▸ **Requirement**
Could you print every record below exactly as it appears?

Dataset records:
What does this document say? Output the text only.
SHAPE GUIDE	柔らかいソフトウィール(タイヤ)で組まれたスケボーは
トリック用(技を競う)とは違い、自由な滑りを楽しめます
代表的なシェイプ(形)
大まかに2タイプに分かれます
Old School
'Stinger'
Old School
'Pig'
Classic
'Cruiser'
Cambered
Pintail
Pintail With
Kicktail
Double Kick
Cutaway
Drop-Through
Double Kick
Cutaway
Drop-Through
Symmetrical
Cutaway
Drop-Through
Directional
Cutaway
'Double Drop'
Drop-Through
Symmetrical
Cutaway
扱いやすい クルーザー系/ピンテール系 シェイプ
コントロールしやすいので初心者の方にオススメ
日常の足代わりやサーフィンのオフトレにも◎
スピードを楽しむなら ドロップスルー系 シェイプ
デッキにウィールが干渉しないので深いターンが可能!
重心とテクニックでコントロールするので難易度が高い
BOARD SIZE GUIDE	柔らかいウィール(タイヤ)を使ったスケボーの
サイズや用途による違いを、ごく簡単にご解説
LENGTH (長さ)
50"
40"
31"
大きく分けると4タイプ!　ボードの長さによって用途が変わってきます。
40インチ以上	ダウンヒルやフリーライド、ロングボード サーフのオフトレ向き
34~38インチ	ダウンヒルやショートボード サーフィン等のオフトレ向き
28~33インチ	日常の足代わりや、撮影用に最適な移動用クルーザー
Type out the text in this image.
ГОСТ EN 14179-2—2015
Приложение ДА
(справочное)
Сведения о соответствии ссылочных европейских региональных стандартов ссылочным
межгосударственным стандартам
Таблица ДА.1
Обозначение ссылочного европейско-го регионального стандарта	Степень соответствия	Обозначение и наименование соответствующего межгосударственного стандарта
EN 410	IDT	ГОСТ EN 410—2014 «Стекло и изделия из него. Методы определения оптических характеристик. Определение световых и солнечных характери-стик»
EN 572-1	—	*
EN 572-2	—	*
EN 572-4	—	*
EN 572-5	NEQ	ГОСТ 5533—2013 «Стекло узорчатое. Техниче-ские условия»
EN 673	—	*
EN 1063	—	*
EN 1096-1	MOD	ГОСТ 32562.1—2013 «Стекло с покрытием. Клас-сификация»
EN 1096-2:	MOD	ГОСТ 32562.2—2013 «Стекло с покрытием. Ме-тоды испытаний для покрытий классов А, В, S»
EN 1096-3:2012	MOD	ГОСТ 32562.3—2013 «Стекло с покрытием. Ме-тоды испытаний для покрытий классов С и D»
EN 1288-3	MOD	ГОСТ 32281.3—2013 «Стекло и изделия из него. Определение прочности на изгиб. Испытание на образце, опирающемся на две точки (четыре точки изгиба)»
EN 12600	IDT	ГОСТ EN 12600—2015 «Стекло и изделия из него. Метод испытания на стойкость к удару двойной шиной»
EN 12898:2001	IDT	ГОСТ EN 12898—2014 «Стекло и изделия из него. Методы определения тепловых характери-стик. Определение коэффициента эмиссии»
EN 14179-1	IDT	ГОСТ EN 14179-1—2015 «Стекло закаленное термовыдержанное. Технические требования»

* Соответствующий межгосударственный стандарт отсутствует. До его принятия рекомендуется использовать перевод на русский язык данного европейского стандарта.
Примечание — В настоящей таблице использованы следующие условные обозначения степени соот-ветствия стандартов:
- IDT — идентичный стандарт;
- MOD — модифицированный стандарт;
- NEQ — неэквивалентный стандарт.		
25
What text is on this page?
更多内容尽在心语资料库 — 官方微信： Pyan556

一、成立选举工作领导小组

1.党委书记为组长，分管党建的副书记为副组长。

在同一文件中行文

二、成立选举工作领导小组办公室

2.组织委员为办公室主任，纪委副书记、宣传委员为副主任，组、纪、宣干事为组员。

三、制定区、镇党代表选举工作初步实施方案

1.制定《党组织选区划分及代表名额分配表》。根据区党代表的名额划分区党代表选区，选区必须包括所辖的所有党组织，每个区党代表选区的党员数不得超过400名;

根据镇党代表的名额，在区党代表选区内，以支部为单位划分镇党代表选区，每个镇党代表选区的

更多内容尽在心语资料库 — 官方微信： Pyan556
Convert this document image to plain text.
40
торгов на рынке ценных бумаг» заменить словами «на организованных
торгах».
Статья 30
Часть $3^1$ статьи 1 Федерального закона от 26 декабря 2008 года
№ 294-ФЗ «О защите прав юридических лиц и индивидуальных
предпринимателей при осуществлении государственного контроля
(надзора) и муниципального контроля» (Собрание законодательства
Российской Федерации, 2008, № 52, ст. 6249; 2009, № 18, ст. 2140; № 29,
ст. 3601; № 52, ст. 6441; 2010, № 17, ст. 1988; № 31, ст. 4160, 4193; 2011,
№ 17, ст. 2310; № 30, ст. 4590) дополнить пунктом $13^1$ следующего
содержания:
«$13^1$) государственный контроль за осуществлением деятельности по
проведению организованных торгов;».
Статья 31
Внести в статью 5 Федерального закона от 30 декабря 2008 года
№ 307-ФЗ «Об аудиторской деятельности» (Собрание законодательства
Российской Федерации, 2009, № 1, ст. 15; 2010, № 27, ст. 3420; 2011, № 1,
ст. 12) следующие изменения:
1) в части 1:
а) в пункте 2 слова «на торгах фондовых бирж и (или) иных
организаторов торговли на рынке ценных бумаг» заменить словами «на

▸ **Exercise solution**
What does this document say? Output the text only.
SHAPE GUIDE	柔らかいソフトウィール(タイヤ)で組まれたスケボーは
トリック用(技を競う)とは違い、自由な滑りを楽しめます
代表的なシェイプ(形)
大まかに2タイプに分かれます
Old School
'Stinger'
Old School
'Pig'
Classic
'Cruiser'
Cambered
Pintail
Pintail With
Kicktail
Double Kick
Cutaway
Drop-Through
Double Kick
Cutaway
Drop-Through
Symmetrical
Cutaway
Drop-Through
Directional
Cutaway
'Double Drop'
Drop-Through
Symmetrical
Cutaway
扱いやすい クルーザー系/ピンテール系 シェイプ
コントロールしやすいので初心者の方にオススメ
日常の足代わりやサーフィンのオフトレにも◎
スピードを楽しむなら ドロップスルー系 シェイプ
デッキにウィールが干渉しないので深いターンが可能!
重心とテクニックでコントロールするので難易度が高い
BOARD SIZE GUIDE	柔らかいウィール(タイヤ)を使ったスケボーの
サイズや用途による違いを、ごく簡単にご解説
LENGTH (長さ)
50"
40"
31"
大きく分けると4タイプ!　ボードの長さによって用途が変わってきます。
40インチ以上	ダウンヒルやフリーライド、ロングボード サーフのオフトレ向き
34~38インチ	ダウンヒルやショートボード サーフィン等のオフトレ向き
28~33インチ	日常の足代わりや、撮影用に最適な移動用クルーザー
Type out the text in this image.
ГОСТ EN 14179-2—2015
Приложение ДА
(справочное)
Сведения о соответствии ссылочных европейских региональных стандартов ссылочным
межгосударственным стандартам
Таблица ДА.1
Обозначение ссылочного европейско-го регионального стандарта	Степень соответствия	Обозначение и наименование соответствующего межгосударственного стандарта
EN 410	IDT	ГОСТ EN 410—2014 «Стекло и изделия из него. Методы определения оптических характеристик. Определение световых и солнечных характери-стик»
EN 572-1	—	*
EN 572-2	—	*
EN 572-4	—	*
EN 572-5	NEQ	ГОСТ 5533—2013 «Стекло узорчатое. Техниче-ские условия»
EN 673	—	*
EN 1063	—	*
EN 1096-1	MOD	ГОСТ 32562.1—2013 «Стекло с покрытием. Клас-сификация»
EN 1096-2:	MOD	ГОСТ 32562.2—2013 «Стекло с покрытием. Ме-тоды испытаний для покрытий классов А, В, S»
EN 1096-3:2012	MOD	ГОСТ 32562.3—2013 «Стекло с покрытием. Ме-тоды испытаний для покрытий классов С и D»
EN 1288-3	MOD	ГОСТ 32281.3—2013 «Стекло и изделия из него. Определение прочности на изгиб. Испытание на образце, опирающемся на две точки (четыре точки изгиба)»
EN 12600	IDT	ГОСТ EN 12600—2015 «Стекло и изделия из него. Метод испытания на стойкость к удару двойной шиной»
EN 12898:2001	IDT	ГОСТ EN 12898—2014 «Стекло и изделия из него. Методы определения тепловых характери-стик. Определение коэффициента эмиссии»
EN 14179-1	IDT	ГОСТ EN 14179-1—2015 «Стекло закаленное термовыдержанное. Технические требования»

* Соответствующий межгосударственный стандарт отсутствует. До его принятия рекомендуется использовать перевод на русский язык данного европейского стандарта.
Примечание — В настоящей таблице использованы следующие условные обозначения степени соот-ветствия стандартов:
- IDT — идентичный стандарт;
- MOD — модифицированный стандарт;
- NEQ — неэквивалентный стандарт.		
25
What text is on this page?
更多内容尽在心语资料库 — 官方微信： Pyan556

一、成立选举工作领导小组

1.党委书记为组长，分管党建的副书记为副组长。

在同一文件中行文

二、成立选举工作领导小组办公室

2.组织委员为办公室主任，纪委副书记、宣传委员为副主任，组、纪、宣干事为组员。

三、制定区、镇党代表选举工作初步实施方案

1.制定《党组织选区划分及代表名额分配表》。根据区党代表的名额划分区党代表选区，选区必须包括所辖的所有党组织，每个区党代表选区的党员数不得超过400名;

根据镇党代表的名额，在区党代表选区内，以支部为单位划分镇党代表选区，每个镇党代表选区的

更多内容尽在心语资料库 — 官方微信： Pyan556
Convert this document image to plain text.
40
торгов на рынке ценных бумаг» заменить словами «на организованных
торгах».
Статья 30
Часть $3^1$ статьи 1 Федерального закона от 26 декабря 2008 года
№ 294-ФЗ «О защите прав юридических лиц и индивидуальных
предпринимателей при осуществлении государственного контроля
(надзора) и муниципального контроля» (Собрание законодательства
Российской Федерации, 2008, № 52, ст. 6249; 2009, № 18, ст. 2140; № 29,
ст. 3601; № 52, ст. 6441; 2010, № 17, ст. 1988; № 31, ст. 4160, 4193; 2011,
№ 17, ст. 2310; № 30, ст. 4590) дополнить пунктом $13^1$ следующего
содержания:
«$13^1$) государственный контроль за осуществлением деятельности по
проведению организованных торгов;».
Статья 31
Внести в статью 5 Федерального закона от 30 декабря 2008 года
№ 307-ФЗ «Об аудиторской деятельности» (Собрание законодательства
Российской Федерации, 2009, № 1, ст. 15; 2010, № 27, ст. 3420; 2011, № 1,
ст. 12) следующие изменения:
1) в части 1:
а) в пункте 2 слова «на торгах фондовых бирж и (или) иных
организаторов торговли на рынке ценных бумаг» заменить словами «на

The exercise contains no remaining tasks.